Look through the data below and report how many lines include "color". Only the number should be given.

--- Extracted entries ---

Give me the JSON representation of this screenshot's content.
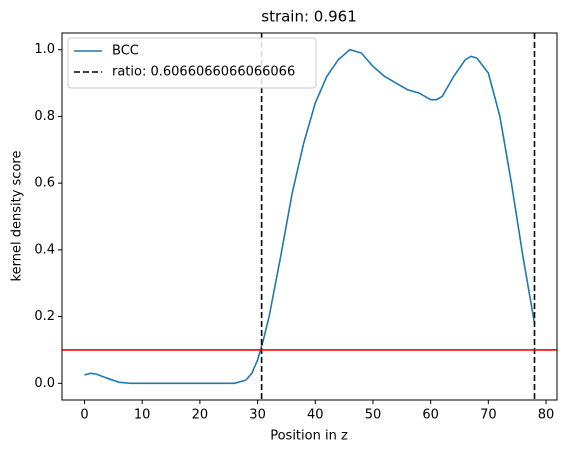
{
  "chart_data": {
    "type": "line",
    "title": "strain: 0.961",
    "x_label": "Position in z",
    "y_label": "kernel density score",
    "xlim": [
      -3.9,
      81.9
    ],
    "ylim": [
      -0.05,
      1.05
    ],
    "xticks": [
      0,
      10,
      20,
      30,
      40,
      50,
      60,
      70,
      80
    ],
    "yticks": [
      {
        "value": 0,
        "label": "0.0"
      },
      {
        "value": 0.2,
        "label": "0.2"
      },
      {
        "value": 0.4,
        "label": "0.4"
      },
      {
        "value": 0.6,
        "label": "0.6"
      },
      {
        "value": 0.8,
        "label": "0.8"
      },
      {
        "value": 1.0,
        "label": "1.0"
      }
    ],
    "series": [
      {
        "name": "BCC",
        "color": "#1f77b4",
        "x": [
          0,
          1,
          2,
          4,
          6,
          8,
          10,
          14,
          18,
          22,
          26,
          28,
          29,
          30,
          31,
          32,
          34,
          36,
          38,
          40,
          42,
          44,
          46,
          48,
          50,
          52,
          54,
          56,
          58,
          60,
          61,
          62,
          64,
          66,
          67,
          68,
          70,
          72,
          74,
          76,
          78
        ],
        "values": [
          0.025,
          0.03,
          0.028,
          0.015,
          0.003,
          0,
          0,
          0,
          0,
          0,
          0,
          0.01,
          0.03,
          0.07,
          0.13,
          0.2,
          0.38,
          0.57,
          0.72,
          0.84,
          0.92,
          0.97,
          1.0,
          0.99,
          0.95,
          0.92,
          0.9,
          0.88,
          0.87,
          0.85,
          0.85,
          0.86,
          0.92,
          0.97,
          0.98,
          0.975,
          0.93,
          0.8,
          0.6,
          0.38,
          0.18
        ]
      }
    ],
    "vlines": {
      "name": "ratio: 0.6066066066066066",
      "color": "#000000",
      "x": [
        30.7,
        78
      ]
    },
    "hline": {
      "y": 0.1,
      "color": "#ff0000"
    }
  }
}
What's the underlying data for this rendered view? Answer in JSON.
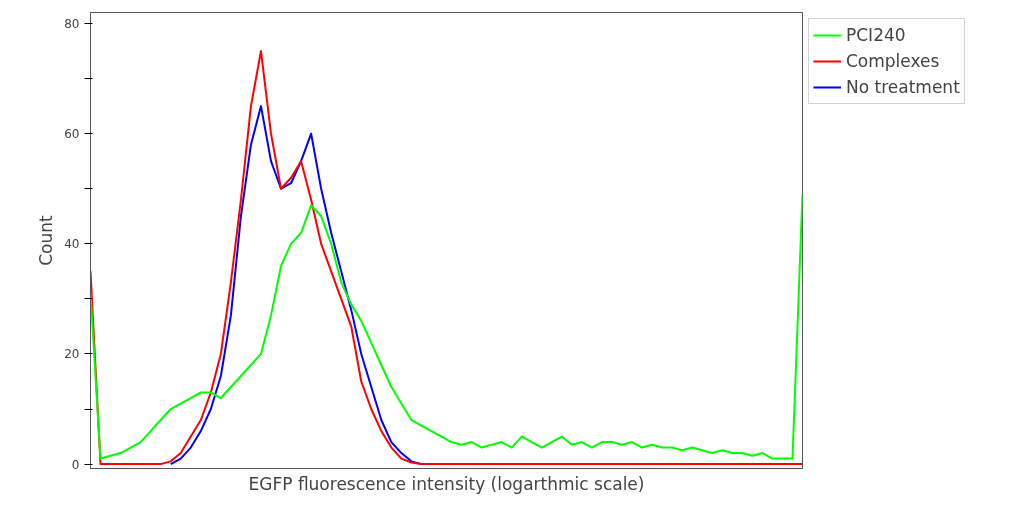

---

The answer:
3